> _Extracted text_
Encoding of surrogate code points to UTF-8

Tue Oct 8 09:52:03 EDT 2013

I think this is a bug in Python's UTF-8 handling, but I'm not sure.

If I've read the Unicode FAQs correctly, you cannot encode *lone* 
surrogate code points into UTF-8:

http://www.unicode.org/faq/utf_bom.html#utf8-5

Sure enough, using Python 3.3:

py> surr = '\udc80'
py> surr.encode('utf-8')
Traceback (most recent call last):
  File "<stdin>", line 1, in <module>
UnicodeEncodeError: 'utf-8' codec can't encode character '\udc80' in 
position 0: surrogates not allowed

But reading the previous entry in the FAQs:

http://www.unicode.org/faq/utf_bom.html#utf8-4

I interpret this as meaning that I should be able to encode valid pairs 
of surrogates. So if I find a code point that encodes to a surrogate pair 
in UTF-16:

py> c = '\N{LINEAR B SYLLABLE B038 E}'
py> surr_pair = c.encode('utf-16be')

> _Recorded data_
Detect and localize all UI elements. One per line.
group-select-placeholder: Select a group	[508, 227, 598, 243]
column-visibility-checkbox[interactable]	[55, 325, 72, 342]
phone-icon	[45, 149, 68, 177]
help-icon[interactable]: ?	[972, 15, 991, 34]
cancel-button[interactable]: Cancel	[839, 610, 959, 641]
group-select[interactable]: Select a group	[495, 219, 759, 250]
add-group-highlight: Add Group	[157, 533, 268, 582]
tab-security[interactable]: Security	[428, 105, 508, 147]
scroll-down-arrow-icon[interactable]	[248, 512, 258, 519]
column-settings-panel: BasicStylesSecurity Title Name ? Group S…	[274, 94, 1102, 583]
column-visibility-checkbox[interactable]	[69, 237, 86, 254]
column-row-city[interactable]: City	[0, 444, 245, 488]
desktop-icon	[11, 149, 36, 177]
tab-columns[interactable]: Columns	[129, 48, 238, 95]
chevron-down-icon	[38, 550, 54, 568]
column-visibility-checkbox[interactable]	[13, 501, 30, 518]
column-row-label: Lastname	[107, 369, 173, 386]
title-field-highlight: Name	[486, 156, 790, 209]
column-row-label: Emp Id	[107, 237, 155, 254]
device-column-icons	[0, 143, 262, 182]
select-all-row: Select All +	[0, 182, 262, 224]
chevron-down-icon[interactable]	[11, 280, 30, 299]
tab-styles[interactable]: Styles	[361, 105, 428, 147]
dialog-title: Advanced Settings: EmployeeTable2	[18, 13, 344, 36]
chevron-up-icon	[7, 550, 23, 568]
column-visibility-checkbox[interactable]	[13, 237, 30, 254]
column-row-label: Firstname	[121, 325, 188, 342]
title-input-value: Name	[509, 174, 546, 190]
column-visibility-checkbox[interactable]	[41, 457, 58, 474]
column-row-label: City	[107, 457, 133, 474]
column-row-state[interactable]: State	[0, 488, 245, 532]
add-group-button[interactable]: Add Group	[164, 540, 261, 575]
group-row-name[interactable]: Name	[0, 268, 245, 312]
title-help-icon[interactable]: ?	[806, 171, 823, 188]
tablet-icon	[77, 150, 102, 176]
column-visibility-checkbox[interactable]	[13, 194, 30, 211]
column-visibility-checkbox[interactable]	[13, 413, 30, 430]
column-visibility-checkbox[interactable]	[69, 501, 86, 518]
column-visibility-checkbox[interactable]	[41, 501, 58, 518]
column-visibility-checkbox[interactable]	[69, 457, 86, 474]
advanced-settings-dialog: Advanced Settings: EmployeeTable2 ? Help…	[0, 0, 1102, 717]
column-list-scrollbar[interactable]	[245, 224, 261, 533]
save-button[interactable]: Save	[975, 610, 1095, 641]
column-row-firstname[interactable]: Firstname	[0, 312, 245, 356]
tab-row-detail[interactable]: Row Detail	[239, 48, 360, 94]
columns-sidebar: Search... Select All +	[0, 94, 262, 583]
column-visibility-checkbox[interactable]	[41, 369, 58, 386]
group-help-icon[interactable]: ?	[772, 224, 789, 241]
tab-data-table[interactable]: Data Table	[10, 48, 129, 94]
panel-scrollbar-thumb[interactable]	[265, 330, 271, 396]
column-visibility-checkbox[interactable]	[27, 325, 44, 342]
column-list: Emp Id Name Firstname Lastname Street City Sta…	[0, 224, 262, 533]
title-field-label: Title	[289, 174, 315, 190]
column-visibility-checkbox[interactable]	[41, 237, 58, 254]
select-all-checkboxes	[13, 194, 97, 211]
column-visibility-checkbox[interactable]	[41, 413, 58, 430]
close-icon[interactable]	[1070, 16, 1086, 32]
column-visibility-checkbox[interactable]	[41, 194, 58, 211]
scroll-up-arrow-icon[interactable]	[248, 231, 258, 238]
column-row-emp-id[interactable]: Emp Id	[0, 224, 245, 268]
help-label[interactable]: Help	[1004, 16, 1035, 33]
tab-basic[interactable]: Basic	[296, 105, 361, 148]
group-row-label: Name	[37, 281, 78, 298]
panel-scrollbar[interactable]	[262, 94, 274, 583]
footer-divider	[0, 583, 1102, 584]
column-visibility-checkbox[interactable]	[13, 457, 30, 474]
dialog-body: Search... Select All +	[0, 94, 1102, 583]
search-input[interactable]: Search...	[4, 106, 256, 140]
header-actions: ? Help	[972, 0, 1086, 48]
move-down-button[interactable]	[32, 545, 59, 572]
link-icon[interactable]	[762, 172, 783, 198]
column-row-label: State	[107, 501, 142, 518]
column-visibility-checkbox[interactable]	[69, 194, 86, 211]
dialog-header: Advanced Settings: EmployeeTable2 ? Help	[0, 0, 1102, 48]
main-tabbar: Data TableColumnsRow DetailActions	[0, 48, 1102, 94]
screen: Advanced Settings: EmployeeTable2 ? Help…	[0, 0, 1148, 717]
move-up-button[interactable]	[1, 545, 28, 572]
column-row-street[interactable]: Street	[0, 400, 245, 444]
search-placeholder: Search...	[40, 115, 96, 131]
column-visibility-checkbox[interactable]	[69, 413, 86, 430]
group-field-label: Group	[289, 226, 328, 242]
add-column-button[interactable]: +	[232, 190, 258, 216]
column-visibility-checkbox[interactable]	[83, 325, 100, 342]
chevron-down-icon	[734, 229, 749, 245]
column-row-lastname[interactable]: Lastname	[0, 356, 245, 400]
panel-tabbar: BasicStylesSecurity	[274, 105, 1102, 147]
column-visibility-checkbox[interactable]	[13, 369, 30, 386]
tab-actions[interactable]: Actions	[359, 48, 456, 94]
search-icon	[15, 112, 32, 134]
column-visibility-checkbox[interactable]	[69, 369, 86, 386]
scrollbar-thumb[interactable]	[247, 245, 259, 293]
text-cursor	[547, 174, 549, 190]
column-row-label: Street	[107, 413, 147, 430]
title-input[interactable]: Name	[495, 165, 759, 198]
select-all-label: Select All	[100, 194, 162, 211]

> _Task goal_
From the post above about encoding surrogate code points to UTF-8, reproduce word for word the passage starting at "Tue Oct 8 09:52:03" and ending at "py> surr.encode('utf-8')".

> _Answer to this exercise_
Tue Oct 8 09:52:03 EDT 2013

I think this is a bug in Python's UTF-8 handling, but I'm not sure.

If I've read the Unicode FAQs correctly, you cannot encode *lone* 
surrogate code points into UTF-8:

http://www.unicode.org/faq/utf_bom.html#utf8-5

Sure enough, using Python 3.3:

py> surr = '\udc80'
py> surr.encode('utf-8')